[Stored data]
########################################

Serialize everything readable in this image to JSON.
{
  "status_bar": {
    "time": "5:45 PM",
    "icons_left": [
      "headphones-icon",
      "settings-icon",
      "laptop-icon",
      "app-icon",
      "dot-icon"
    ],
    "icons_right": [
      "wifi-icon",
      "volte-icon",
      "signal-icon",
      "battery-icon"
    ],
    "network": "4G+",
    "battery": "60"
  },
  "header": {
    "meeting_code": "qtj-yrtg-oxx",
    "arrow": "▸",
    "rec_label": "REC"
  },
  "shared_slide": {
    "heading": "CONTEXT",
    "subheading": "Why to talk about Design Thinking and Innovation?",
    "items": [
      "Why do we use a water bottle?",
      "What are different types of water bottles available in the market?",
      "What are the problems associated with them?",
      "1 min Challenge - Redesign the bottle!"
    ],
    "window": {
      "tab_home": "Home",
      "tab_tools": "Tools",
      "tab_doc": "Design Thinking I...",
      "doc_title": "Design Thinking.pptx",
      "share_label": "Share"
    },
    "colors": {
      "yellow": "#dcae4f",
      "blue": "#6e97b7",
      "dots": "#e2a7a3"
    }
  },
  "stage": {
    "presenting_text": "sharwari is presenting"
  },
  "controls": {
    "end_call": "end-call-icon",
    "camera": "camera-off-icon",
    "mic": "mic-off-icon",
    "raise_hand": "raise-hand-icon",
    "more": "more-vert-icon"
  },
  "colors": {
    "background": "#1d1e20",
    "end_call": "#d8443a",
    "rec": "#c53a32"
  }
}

########################################

- **Problem to solve**
All of the data above should be transcribed exactly.

- **The answer**
Serialize everything readable in this image to JSON.
{
  "status_bar": {
    "time": "5:45 PM",
    "icons_left": [
      "headphones-icon",
      "settings-icon",
      "laptop-icon",
      "app-icon",
      "dot-icon"
    ],
    "icons_right": [
      "wifi-icon",
      "volte-icon",
      "signal-icon",
      "battery-icon"
    ],
    "network": "4G+",
    "battery": "60"
  },
  "header": {
    "meeting_code": "qtj-yrtg-oxx",
    "arrow": "▸",
    "rec_label": "REC"
  },
  "shared_slide": {
    "heading": "CONTEXT",
    "subheading": "Why to talk about Design Thinking and Innovation?",
    "items": [
      "Why do we use a water bottle?",
      "What are different types of water bottles available in the market?",
      "What are the problems associated with them?",
      "1 min Challenge - Redesign the bottle!"
    ],
    "window": {
      "tab_home": "Home",
      "tab_tools": "Tools",
      "tab_doc": "Design Thinking I...",
      "doc_title": "Design Thinking.pptx",
      "share_label": "Share"
    },
    "colors": {
      "yellow": "#dcae4f",
      "blue": "#6e97b7",
      "dots": "#e2a7a3"
    }
  },
  "stage": {
    "presenting_text": "sharwari is presenting"
  },
  "controls": {
    "end_call": "end-call-icon",
    "camera": "camera-off-icon",
    "mic": "mic-off-icon",
    "raise_hand": "raise-hand-icon",
    "more": "more-vert-icon"
  },
  "colors": {
    "background": "#1d1e20",
    "end_call": "#d8443a",
    "rec": "#c53a32"
  }
}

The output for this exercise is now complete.